Exercise details:
If a line in the entries below contains "data", copy it.

··· Source information

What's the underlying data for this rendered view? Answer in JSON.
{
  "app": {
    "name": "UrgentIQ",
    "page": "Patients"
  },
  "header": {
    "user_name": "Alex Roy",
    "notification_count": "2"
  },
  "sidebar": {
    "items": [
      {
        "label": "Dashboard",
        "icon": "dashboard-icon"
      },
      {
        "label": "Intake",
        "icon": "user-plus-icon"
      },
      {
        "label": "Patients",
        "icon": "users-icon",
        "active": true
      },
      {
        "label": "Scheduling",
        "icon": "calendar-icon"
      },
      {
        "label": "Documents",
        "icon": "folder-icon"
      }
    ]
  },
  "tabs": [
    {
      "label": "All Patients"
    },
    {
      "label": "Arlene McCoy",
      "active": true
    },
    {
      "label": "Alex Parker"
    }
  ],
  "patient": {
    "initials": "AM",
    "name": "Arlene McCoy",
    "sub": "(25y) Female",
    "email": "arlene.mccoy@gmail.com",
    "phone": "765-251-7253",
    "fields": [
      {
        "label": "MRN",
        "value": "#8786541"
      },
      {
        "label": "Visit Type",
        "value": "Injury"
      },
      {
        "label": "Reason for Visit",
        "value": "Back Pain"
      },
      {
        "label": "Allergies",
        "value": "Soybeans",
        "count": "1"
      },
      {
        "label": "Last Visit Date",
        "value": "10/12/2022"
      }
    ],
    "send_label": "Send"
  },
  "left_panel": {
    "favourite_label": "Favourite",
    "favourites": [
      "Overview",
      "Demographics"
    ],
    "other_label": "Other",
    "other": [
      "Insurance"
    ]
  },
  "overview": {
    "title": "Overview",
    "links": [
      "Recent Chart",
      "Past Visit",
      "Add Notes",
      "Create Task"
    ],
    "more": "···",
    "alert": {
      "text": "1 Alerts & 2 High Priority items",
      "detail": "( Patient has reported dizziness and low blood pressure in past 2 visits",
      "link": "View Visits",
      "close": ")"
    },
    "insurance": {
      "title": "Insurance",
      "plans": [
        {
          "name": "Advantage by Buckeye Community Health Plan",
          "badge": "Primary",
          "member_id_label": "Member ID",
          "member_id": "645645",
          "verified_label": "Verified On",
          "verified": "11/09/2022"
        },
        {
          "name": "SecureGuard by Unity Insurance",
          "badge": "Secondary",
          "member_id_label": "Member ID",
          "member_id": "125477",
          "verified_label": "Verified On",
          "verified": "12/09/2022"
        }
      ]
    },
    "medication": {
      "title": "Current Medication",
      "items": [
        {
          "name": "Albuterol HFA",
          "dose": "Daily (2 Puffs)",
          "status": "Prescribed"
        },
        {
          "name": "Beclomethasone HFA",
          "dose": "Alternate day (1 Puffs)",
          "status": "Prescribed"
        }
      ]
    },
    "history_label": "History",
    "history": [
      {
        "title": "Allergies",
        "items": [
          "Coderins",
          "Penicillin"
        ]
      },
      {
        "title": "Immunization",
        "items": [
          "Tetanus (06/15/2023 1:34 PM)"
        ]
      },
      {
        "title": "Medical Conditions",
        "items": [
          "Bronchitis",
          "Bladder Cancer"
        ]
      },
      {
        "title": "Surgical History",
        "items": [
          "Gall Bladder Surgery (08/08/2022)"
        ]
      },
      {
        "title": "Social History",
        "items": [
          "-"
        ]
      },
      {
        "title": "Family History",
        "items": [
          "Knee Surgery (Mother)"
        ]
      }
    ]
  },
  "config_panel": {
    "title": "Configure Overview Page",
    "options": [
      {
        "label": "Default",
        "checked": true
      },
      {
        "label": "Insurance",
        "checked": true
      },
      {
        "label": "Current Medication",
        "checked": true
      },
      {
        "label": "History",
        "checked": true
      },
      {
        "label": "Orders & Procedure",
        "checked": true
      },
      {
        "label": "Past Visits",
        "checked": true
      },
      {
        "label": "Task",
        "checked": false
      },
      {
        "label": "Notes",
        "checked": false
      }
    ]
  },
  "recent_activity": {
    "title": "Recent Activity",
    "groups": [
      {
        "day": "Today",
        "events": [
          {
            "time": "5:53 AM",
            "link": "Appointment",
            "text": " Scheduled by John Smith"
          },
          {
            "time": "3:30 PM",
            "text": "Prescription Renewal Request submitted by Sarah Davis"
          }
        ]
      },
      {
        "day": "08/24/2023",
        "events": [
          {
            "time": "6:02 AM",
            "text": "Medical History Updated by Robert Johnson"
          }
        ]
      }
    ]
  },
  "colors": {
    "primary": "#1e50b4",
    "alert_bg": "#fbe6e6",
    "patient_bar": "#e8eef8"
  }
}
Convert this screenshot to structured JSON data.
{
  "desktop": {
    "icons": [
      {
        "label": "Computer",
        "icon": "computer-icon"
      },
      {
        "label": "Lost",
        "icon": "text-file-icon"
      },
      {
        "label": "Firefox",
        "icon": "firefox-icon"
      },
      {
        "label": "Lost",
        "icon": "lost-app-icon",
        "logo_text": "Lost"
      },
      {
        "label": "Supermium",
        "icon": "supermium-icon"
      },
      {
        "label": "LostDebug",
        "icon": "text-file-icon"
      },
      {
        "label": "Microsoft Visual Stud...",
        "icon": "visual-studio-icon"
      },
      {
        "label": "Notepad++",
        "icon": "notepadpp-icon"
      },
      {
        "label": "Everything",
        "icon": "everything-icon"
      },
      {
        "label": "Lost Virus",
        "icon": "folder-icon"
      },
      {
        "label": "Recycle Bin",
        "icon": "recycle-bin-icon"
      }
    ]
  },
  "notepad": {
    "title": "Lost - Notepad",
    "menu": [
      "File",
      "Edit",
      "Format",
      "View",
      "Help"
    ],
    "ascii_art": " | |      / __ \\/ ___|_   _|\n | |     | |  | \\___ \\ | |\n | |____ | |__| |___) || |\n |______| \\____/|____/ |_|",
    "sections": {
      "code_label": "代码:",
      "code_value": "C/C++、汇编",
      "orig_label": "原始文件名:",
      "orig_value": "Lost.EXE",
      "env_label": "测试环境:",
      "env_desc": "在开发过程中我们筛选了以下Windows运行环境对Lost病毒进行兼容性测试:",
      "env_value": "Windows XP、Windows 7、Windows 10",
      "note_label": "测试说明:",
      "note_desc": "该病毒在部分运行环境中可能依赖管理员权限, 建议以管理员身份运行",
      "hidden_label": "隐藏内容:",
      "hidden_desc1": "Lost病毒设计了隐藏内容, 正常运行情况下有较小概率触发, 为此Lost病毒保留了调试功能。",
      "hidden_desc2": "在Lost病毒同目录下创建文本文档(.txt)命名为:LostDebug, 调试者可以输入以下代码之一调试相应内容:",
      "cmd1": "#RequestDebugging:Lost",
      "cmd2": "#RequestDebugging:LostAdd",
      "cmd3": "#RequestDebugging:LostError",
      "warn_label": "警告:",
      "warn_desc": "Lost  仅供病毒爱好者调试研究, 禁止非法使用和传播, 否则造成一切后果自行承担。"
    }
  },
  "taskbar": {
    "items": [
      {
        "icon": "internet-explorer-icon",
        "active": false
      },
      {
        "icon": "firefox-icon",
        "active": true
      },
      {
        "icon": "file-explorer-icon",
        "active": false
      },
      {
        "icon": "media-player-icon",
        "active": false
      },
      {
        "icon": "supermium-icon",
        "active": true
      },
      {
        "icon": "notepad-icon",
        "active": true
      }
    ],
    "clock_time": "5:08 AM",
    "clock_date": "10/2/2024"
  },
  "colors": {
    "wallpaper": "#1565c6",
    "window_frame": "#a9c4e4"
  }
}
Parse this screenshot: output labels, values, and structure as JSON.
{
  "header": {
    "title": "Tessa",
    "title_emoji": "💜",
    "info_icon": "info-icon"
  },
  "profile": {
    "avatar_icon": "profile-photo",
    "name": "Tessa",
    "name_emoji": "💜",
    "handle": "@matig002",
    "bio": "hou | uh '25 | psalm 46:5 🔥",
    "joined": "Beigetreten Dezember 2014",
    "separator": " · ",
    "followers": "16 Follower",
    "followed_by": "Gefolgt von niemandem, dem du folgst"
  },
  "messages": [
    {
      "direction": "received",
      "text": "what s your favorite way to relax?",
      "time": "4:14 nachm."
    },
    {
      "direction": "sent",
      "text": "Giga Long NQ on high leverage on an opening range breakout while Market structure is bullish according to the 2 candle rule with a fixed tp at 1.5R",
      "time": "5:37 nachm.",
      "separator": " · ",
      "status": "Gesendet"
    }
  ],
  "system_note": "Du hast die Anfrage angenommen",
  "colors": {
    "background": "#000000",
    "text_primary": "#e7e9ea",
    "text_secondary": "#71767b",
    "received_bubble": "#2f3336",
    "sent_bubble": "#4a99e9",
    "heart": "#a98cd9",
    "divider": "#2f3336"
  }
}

······

Solution to the exercise:
What's the underlying data for this rendered view? Answer in JSON.
Convert this screenshot to structured JSON data.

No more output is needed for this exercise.